* Begin *
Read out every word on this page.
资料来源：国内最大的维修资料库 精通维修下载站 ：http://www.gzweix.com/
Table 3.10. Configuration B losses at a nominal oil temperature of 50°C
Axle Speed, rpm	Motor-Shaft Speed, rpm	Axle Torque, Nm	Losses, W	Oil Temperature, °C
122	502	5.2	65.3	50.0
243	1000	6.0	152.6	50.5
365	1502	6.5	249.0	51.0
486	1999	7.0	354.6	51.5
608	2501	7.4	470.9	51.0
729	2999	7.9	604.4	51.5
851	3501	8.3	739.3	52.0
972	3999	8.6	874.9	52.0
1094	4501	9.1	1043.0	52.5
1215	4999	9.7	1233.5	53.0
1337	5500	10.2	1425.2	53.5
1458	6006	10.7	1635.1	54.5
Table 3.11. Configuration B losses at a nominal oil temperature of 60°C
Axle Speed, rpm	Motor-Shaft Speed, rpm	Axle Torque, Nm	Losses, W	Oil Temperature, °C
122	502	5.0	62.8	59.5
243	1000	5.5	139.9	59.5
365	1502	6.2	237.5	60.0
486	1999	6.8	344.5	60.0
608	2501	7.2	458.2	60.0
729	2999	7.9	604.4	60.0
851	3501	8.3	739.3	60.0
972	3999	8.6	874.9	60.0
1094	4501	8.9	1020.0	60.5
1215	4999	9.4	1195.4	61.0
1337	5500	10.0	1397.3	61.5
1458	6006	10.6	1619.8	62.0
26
* End *
WRITTEN REQUEST: Search the records for the word "Table", then list every line that has it.

THE COMPLETED TASK:
Table 3.10. Configuration B losses at a nominal oil temperature of 50°C
Table 3.11. Configuration B losses at a nominal oil temperature of 60°C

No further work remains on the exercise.